Extracted data entries

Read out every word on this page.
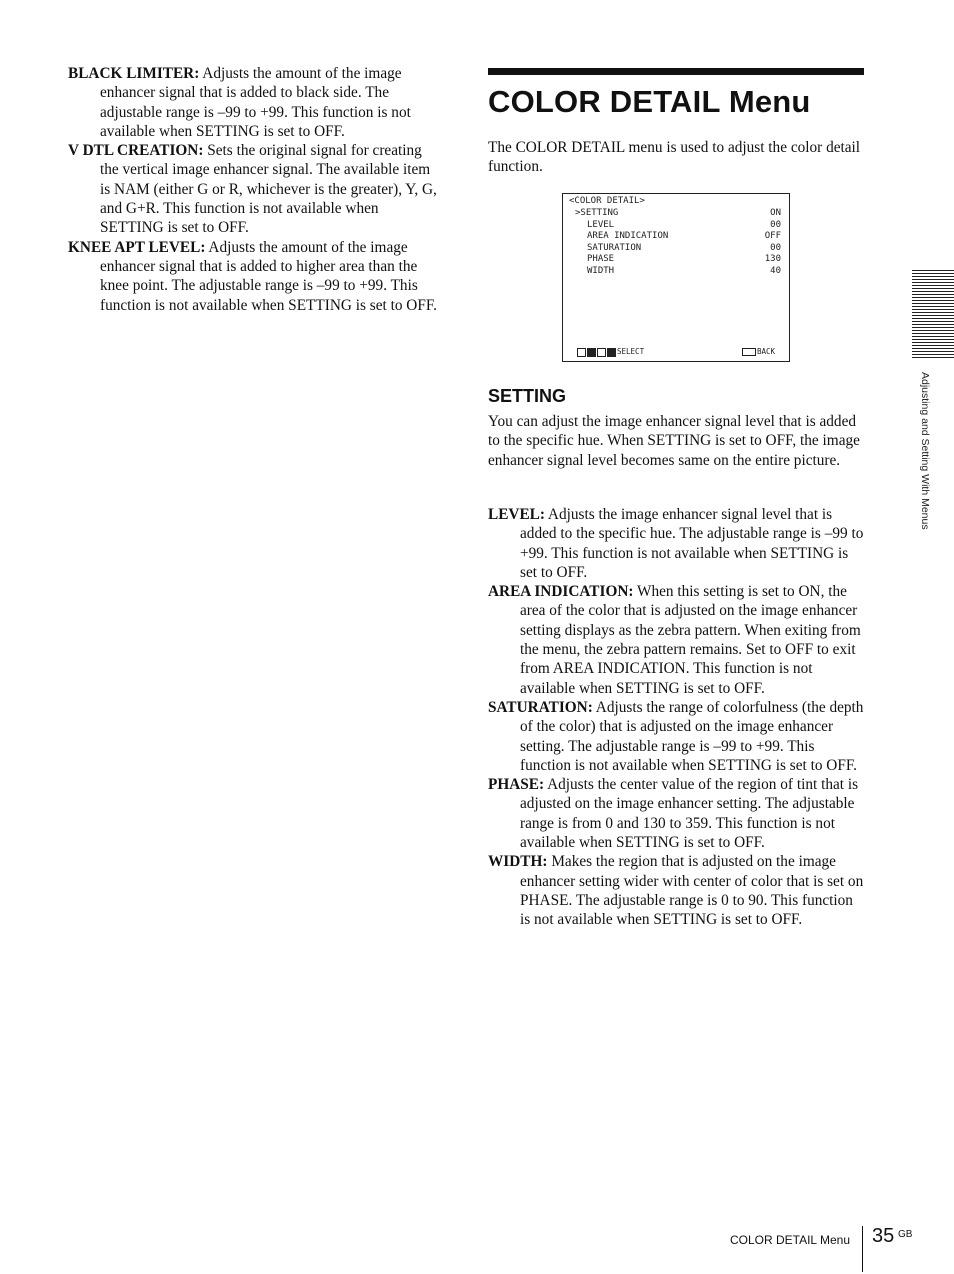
BLACK LIMITER: Adjusts the amount of the image enhancer signal that is added to black side. The adjustable range is –99 to +99. This function is not available when SETTING is set to OFF.

V DTL CREATION: Sets the original signal for creating the vertical image enhancer signal. The available item is NAM (either G or R, whichever is the greater), Y, G, and G+R. This function is not available when SETTING is set to OFF.

KNEE APT LEVEL: Adjusts the amount of the image enhancer signal that is added to higher area than the knee point. The adjustable range is –99 to +99. This function is not available when SETTING is set to OFF.

COLOR DETAIL Menu

The COLOR DETAIL menu is used to adjust the color detail function.

<COLOR DETAIL>
>SETTING	ON
LEVEL	00
AREA INDICATION	OFF
SATURATION	00
PHASE	130
WIDTH	40
SELECT	BACK
SETTING

You can adjust the image enhancer signal level that is added to the specific hue. When SETTING is set to OFF, the image enhancer signal level becomes same on the entire picture.

LEVEL: Adjusts the image enhancer signal level that is added to the specific hue. The adjustable range is –99 to +99. This function is not available when SETTING is set to OFF.

AREA INDICATION: When this setting is set to ON, the area of the color that is adjusted on the image enhancer setting displays as the zebra pattern. When exiting from the menu, the zebra pattern remains. Set to OFF to exit from AREA INDICATION. This function is not available when SETTING is set to OFF.

SATURATION: Adjusts the range of colorfulness (the depth of the color) that is adjusted on the image enhancer setting. The adjustable range is –99 to +99. This function is not available when SETTING is set to OFF.

PHASE: Adjusts the center value of the region of tint that is adjusted on the image enhancer setting. The adjustable range is from 0 and 130 to 359. This function is not available when SETTING is set to OFF.

WIDTH: Makes the region that is adjusted on the image enhancer setting wider with center of color that is set on PHASE. The adjustable range is 0 to 90. This function is not available when SETTING is set to OFF.

Adjusting and Setting With Menus
COLOR DETAIL Menu 35 GB
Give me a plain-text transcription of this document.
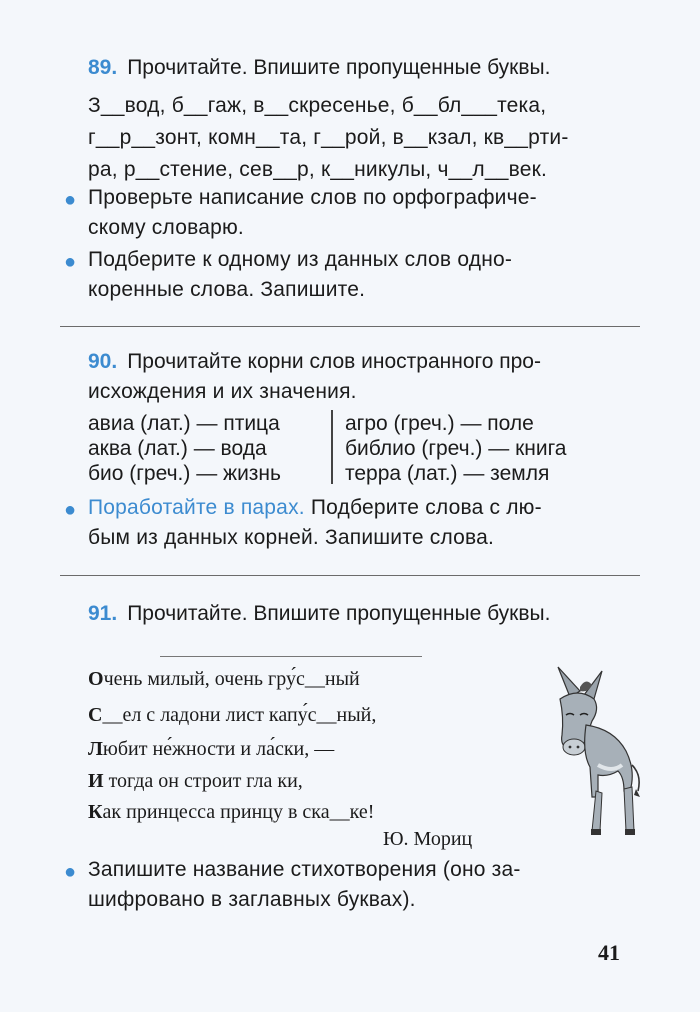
89. Прочитайте. Впишите пропущенные буквы.
З__вод, б__гаж, в__скресенье, б__бл___тека,
г__р__зонт, комн__та, г__рой, в__кзал, кв__рти-
ра, р__стение, сев__р, к__никулы, ч__л__век.
● Проверьте написание слов по орфографиче-
скому словарю.
● Подберите к одному из данных слов одно-
коренные слова. Запишите.
90. Прочитайте корни слов иностранного про-
исхождения и их значения.
авиа (лат.) — птица
аква (лат.) — вода
био (греч.) — жизнь
агро (греч.) — поле
библио (греч.) — книга
терра (лат.) — земля
● Поработайте в парах. Подберите слова с лю-
бым из данных корней. Запишите слова.
91. Прочитайте. Впишите пропущенные буквы.
Очень милый, очень гру́с__ный
С__ел с ладони лист капу́с__ный,
Любит не́жности и ла́ски, —
И тогда он строит гла ки,
Как принцесса принцу в ска__ке!
Ю. Мориц
● Запишите название стихотворения (оно за-
шифровано в заглавных буквах).
41
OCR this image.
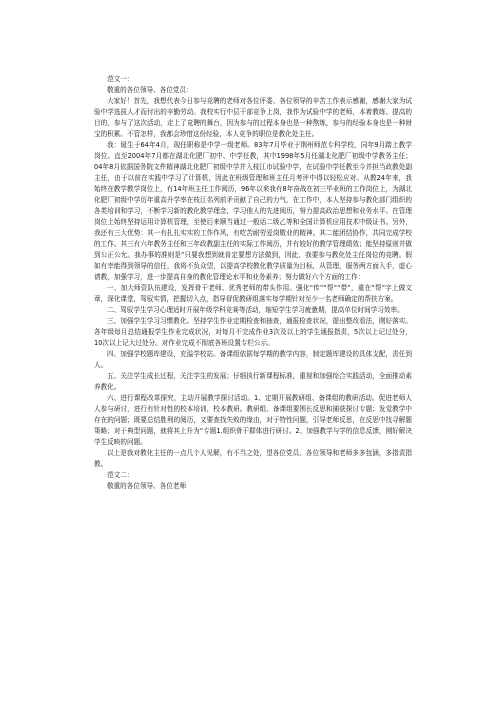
范文一：

敬重的各位领导、各位党员：

大家好！首先，我想代表今日参与竞聘的老师对各位评委、各位领导的辛苦工作表示感谢，感谢大家为试验中学选拔人才而付出的辛勤劳动。我校实行中层干部竞争上岗，我作为试验中学的老师，本着教练、提高的目的，参与了这次活动，走上了竞聘的舞台，因为参与的过程本身也是一种熬炼，参与的经验本身也是一种财宝的积累。不管怎样，我都会珍惜这份经验，本人竞争的职位是教化处主任。

我：诞生于64年4月，现任职称是中学一级老师。83年7月毕业于荆州师范专科学校，同年9月踏上教学岗位。直至2004年7月都在湖北化肥厂初中、中学任教，其中1998年5月任湖北化肥厂初级中学教务主任；04年8月依据国务院文件精神湖北化肥厂初级中学并入枝江市试验中学，在试验中学任教至今并担当政教处副主任，由于以前在实践中学习了计算机，因此在班级管理和班主任月考评中得以轻松应对。从教24年来，我始终在教学教学岗位上，有14年班主任工作阅历，96年以来我有8年奋战在初三毕业班的工作岗位上，为湖北化肥厂初级中学历年重高升学率在枝江名列前矛贡献了自己的力气，在工作中，本人坚持参与教化部门组织的各类培训和学习，不断学习新的教化教学理念，学习他人的先进阅历，努力提高政治思想和业务水平。在管理岗位上始终坚持运用计算机管理，至使后来顺当通过一般话二级乙等和全国计算机应用技术中级证书。另外，我还有三大优势：其一有扎扎实实的工作作风，有吃苦耐劳爱岗敬业的精神。其二能团结协作，共同完成学校的工作。其三有六年教务主任和三年政教副主任的实际工作阅历，并有较好的教学管理绩效；能坚持原则并做到公正公允。我办事的准则是“只要我想到就肯定要想方法做到，因此，我要参与教化处主任岗位的竞聘。假如有幸能得到领导的信任，我将不负众望，以提高学校教化教学质量为目标，从管理，服务两方面入手，虚心请教，加强学习，进一步提高自身的教化管理论水平和业务素养；努力做好六个方面的工作：

一、加大师资队伍建设，发挥骨干老师、优秀老师的带头作用。强化“传”“帮”“带”，重在“帮”字上做文章，深化课堂，驾驭实情，把握切入点，指导督促教研组落实每学期针对至少一名老师确定的帮扶方案。

二、驾驭学生学习心理适时开展年级学科竞赛等活动，缩短学生学习疲惫期，提高单位时间学习效率。

三、加强学生学习习惯教化。坚持学生作业定期检查和抽查，通报检查状况，提出整改看法，刚好落实。各年级每月总结通报学生作业完成状况，对每月不完成作业3次及以上的学生通报指责，5次以上记过处分，10次以上记大过处分。对作业完成不彻底各班设置专栏公示。

四、加强学校题库建设，充溢学校站。备课组依据每学期的教学内容，制定题库建设的具体支配，责任到人。

五、关注学生成长过程，关注学生的发展；仔细执行新课程标准，重视和加强综合实践活动，全面推动素养教化。

六、进行课程改革探究，主动开展教学探讨活动。1、定期开展教研组、备课组的教研活动。促进老师人人参与研讨，进行有针对性的校本培训，校本教研。教研组、备课组要围长反思和捕获探讨专题；发觉教学中存在的问题；既要总结胜利的阅历，又要查找失败的缘由，对于特性问题，引导老师反思，在反思中找寻解题策略；对于典型问题，就将其上升为“专题1.组织骨干群体进行研讨。2、加强教学与学的信息反馈，刚好解决学生反映的问题。

以上是我对教化主任的一点几个人见解，有不当之处，望各位党员、各位领导和老师多多包涵，多指责指教。

范文二：

敬重的各位领导、各位老师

Written request => Copy every entry exactly as written. Pictures are excluded.

Response to this exercise =>
Read out every word on this page.
BLACK LIMITER: Adjusts the amount of the image enhancer signal that is added to black side. The adjustable range is –99 to +99. This function is not available when SETTING is set to OFF.

V DTL CREATION: Sets the original signal for creating the vertical image enhancer signal. The available item is NAM (either G or R, whichever is the greater), Y, G, and G+R. This function is not available when SETTING is set to OFF.

KNEE APT LEVEL: Adjusts the amount of the image enhancer signal that is added to higher area than the knee point. The adjustable range is –99 to +99. This function is not available when SETTING is set to OFF.

COLOR DETAIL Menu

The COLOR DETAIL menu is used to adjust the color detail function.

<COLOR DETAIL>
>SETTING	ON
LEVEL	00
AREA INDICATION	OFF
SATURATION	00
PHASE	130
WIDTH	40
SELECT	BACK
SETTING

You can adjust the image enhancer signal level that is added to the specific hue. When SETTING is set to OFF, the image enhancer signal level becomes same on the entire picture.

LEVEL: Adjusts the image enhancer signal level that is added to the specific hue. The adjustable range is –99 to +99. This function is not available when SETTING is set to OFF.

AREA INDICATION: When this setting is set to ON, the area of the color that is adjusted on the image enhancer setting displays as the zebra pattern. When exiting from the menu, the zebra pattern remains. Set to OFF to exit from AREA INDICATION. This function is not available when SETTING is set to OFF.

SATURATION: Adjusts the range of colorfulness (the depth of the color) that is adjusted on the image enhancer setting. The adjustable range is –99 to +99. This function is not available when SETTING is set to OFF.

PHASE: Adjusts the center value of the region of tint that is adjusted on the image enhancer setting. The adjustable range is from 0 and 130 to 359. This function is not available when SETTING is set to OFF.

WIDTH: Makes the region that is adjusted on the image enhancer setting wider with center of color that is set on PHASE. The adjustable range is 0 to 90. This function is not available when SETTING is set to OFF.

Adjusting and Setting With Menus
COLOR DETAIL Menu 35 GB
Give me a plain-text transcription of this document.
89. Прочитайте. Впишите пропущенные буквы.
З__вод, б__гаж, в__скресенье, б__бл___тека,
г__р__зонт, комн__та, г__рой, в__кзал, кв__рти-
ра, р__стение, сев__р, к__никулы, ч__л__век.
● Проверьте написание слов по орфографиче-
скому словарю.
● Подберите к одному из данных слов одно-
коренные слова. Запишите.
90. Прочитайте корни слов иностранного про-
исхождения и их значения.
авиа (лат.) — птица
аква (лат.) — вода
био (греч.) — жизнь
агро (греч.) — поле
библио (греч.) — книга
терра (лат.) — земля
● Поработайте в парах. Подберите слова с лю-
бым из данных корней. Запишите слова.
91. Прочитайте. Впишите пропущенные буквы.
Очень милый, очень гру́с__ный
С__ел с ладони лист капу́с__ный,
Любит не́жности и ла́ски, —
И тогда он строит гла ки,
Как принцесса принцу в ска__ке!
Ю. Мориц
● Запишите название стихотворения (оно за-
шифровано в заглавных буквах).
41
OCR this image.
范文一：

敬重的各位领导、各位党员：

大家好！首先，我想代表今日参与竞聘的老师对各位评委、各位领导的辛苦工作表示感谢，感谢大家为试验中学选拔人才而付出的辛勤劳动。我校实行中层干部竞争上岗，我作为试验中学的老师，本着教练、提高的目的，参与了这次活动，走上了竞聘的舞台，因为参与的过程本身也是一种熬炼，参与的经验本身也是一种财宝的积累。不管怎样，我都会珍惜这份经验，本人竞争的职位是教化处主任。

我：诞生于64年4月，现任职称是中学一级老师。83年7月毕业于荆州师范专科学校，同年9月踏上教学岗位。直至2004年7月都在湖北化肥厂初中、中学任教，其中1998年5月任湖北化肥厂初级中学教务主任；04年8月依据国务院文件精神湖北化肥厂初级中学并入枝江市试验中学，在试验中学任教至今并担当政教处副主任，由于以前在实践中学习了计算机，因此在班级管理和班主任月考评中得以轻松应对。从教24年来，我始终在教学教学岗位上，有14年班主任工作阅历，96年以来我有8年奋战在初三毕业班的工作岗位上，为湖北化肥厂初级中学历年重高升学率在枝江名列前矛贡献了自己的力气，在工作中，本人坚持参与教化部门组织的各类培训和学习，不断学习新的教化教学理念，学习他人的先进阅历，努力提高政治思想和业务水平。在管理岗位上始终坚持运用计算机管理，至使后来顺当通过一般话二级乙等和全国计算机应用技术中级证书。另外，我还有三大优势：其一有扎扎实实的工作作风，有吃苦耐劳爱岗敬业的精神。其二能团结协作，共同完成学校的工作。其三有六年教务主任和三年政教副主任的实际工作阅历，并有较好的教学管理绩效；能坚持原则并做到公正公允。我办事的准则是“只要我想到就肯定要想方法做到，因此，我要参与教化处主任岗位的竞聘。假如有幸能得到领导的信任，我将不负众望，以提高学校教化教学质量为目标，从管理，服务两方面入手，虚心请教，加强学习，进一步提高自身的教化管理论水平和业务素养；努力做好六个方面的工作：

一、加大师资队伍建设，发挥骨干老师、优秀老师的带头作用。强化“传”“帮”“带”，重在“帮”字上做文章，深化课堂，驾驭实情，把握切入点，指导督促教研组落实每学期针对至少一名老师确定的帮扶方案。

二、驾驭学生学习心理适时开展年级学科竞赛等活动，缩短学生学习疲惫期，提高单位时间学习效率。

三、加强学生学习习惯教化。坚持学生作业定期检查和抽查，通报检查状况，提出整改看法，刚好落实。各年级每月总结通报学生作业完成状况，对每月不完成作业3次及以上的学生通报指责，5次以上记过处分，10次以上记大过处分。对作业完成不彻底各班设置专栏公示。

四、加强学校题库建设，充溢学校站。备课组依据每学期的教学内容，制定题库建设的具体支配，责任到人。

五、关注学生成长过程，关注学生的发展；仔细执行新课程标准，重视和加强综合实践活动，全面推动素养教化。

六、进行课程改革探究，主动开展教学探讨活动。1、定期开展教研组、备课组的教研活动。促进老师人人参与研讨，进行有针对性的校本培训，校本教研。教研组、备课组要围长反思和捕获探讨专题；发觉教学中存在的问题；既要总结胜利的阅历，又要查找失败的缘由，对于特性问题，引导老师反思，在反思中找寻解题策略；对于典型问题，就将其上升为“专题1.组织骨干群体进行研讨。2、加强教学与学的信息反馈，刚好解决学生反映的问题。

以上是我对教化主任的一点几个人见解，有不当之处，望各位党员、各位领导和老师多多包涵，多指责指教。

范文二：

敬重的各位领导、各位老师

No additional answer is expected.